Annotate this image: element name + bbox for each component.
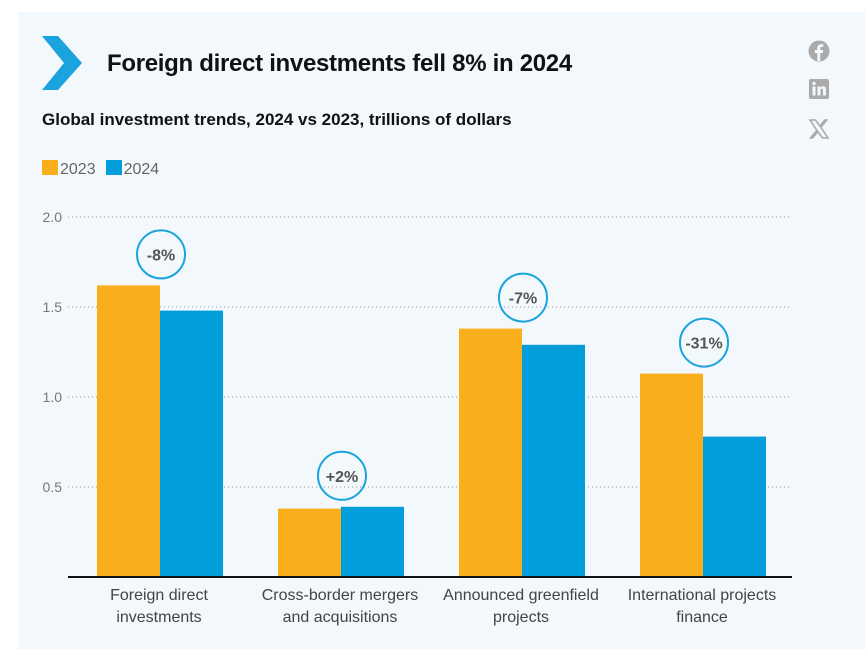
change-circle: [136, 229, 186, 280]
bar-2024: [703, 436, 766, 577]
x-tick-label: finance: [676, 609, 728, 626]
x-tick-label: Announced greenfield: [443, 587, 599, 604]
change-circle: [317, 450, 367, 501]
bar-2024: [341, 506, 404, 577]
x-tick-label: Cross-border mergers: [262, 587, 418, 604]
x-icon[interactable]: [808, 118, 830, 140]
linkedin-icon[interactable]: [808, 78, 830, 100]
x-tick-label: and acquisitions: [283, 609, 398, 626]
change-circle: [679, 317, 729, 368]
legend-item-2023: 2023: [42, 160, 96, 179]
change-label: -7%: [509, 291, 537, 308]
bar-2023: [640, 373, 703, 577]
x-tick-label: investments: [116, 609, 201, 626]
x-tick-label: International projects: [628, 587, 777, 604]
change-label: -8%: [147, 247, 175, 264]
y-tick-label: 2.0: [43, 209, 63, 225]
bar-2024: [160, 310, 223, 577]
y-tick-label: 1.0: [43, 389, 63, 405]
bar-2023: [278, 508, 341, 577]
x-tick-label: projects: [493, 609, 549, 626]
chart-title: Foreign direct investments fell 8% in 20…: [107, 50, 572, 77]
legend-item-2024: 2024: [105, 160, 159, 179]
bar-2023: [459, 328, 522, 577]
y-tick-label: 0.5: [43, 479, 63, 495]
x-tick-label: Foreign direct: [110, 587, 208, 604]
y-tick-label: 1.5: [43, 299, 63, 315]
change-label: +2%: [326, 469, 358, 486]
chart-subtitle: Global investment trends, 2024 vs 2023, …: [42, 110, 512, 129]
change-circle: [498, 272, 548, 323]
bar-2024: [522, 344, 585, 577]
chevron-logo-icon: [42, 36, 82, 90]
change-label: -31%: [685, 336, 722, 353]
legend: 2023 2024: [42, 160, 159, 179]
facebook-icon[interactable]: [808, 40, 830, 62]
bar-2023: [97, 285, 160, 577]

++++++++++

• _TASK GOAL_
Update everything from the line containing "change-circle: [136, 229, 186, 280]" down to the end of the items, replacing "change-circle" with "delta-circle" and leaving everything else unchanged.

• _RESULT OF THIS EXERCISE_
delta-circle: [136, 229, 186, 280]
bar-2024: [703, 436, 766, 577]
x-tick-label: finance: [676, 609, 728, 626]
x-tick-label: Announced greenfield: [443, 587, 599, 604]
delta-circle: [317, 450, 367, 501]
bar-2024: [341, 506, 404, 577]
x-tick-label: Cross-border mergers: [262, 587, 418, 604]
x-icon[interactable]: [808, 118, 830, 140]
linkedin-icon[interactable]: [808, 78, 830, 100]
x-tick-label: and acquisitions: [283, 609, 398, 626]
delta-circle: [679, 317, 729, 368]
legend-item-2023: 2023: [42, 160, 96, 179]
change-label: -7%: [509, 291, 537, 308]
bar-2023: [640, 373, 703, 577]
x-tick-label: investments: [116, 609, 201, 626]
x-tick-label: International projects: [628, 587, 777, 604]
change-label: -8%: [147, 247, 175, 264]
y-tick-label: 2.0: [43, 209, 63, 225]
bar-2024: [160, 310, 223, 577]
y-tick-label: 1.0: [43, 389, 63, 405]
bar-2023: [278, 508, 341, 577]
x-tick-label: projects: [493, 609, 549, 626]
chart-title: Foreign direct investments fell 8% in 20…: [107, 50, 572, 77]
legend-item-2024: 2024: [105, 160, 159, 179]
bar-2023: [459, 328, 522, 577]
y-tick-label: 0.5: [43, 479, 63, 495]
x-tick-label: Foreign direct: [110, 587, 208, 604]
y-tick-label: 1.5: [43, 299, 63, 315]
change-label: +2%: [326, 469, 358, 486]
chart-subtitle: Global investment trends, 2024 vs 2023, …: [42, 110, 512, 129]
delta-circle: [498, 272, 548, 323]
bar-2024: [522, 344, 585, 577]
chevron-logo-icon: [42, 36, 82, 90]
change-label: -31%: [685, 336, 722, 353]
legend: 2023 2024: [42, 160, 159, 179]
facebook-icon[interactable]: [808, 40, 830, 62]
bar-2023: [97, 285, 160, 577]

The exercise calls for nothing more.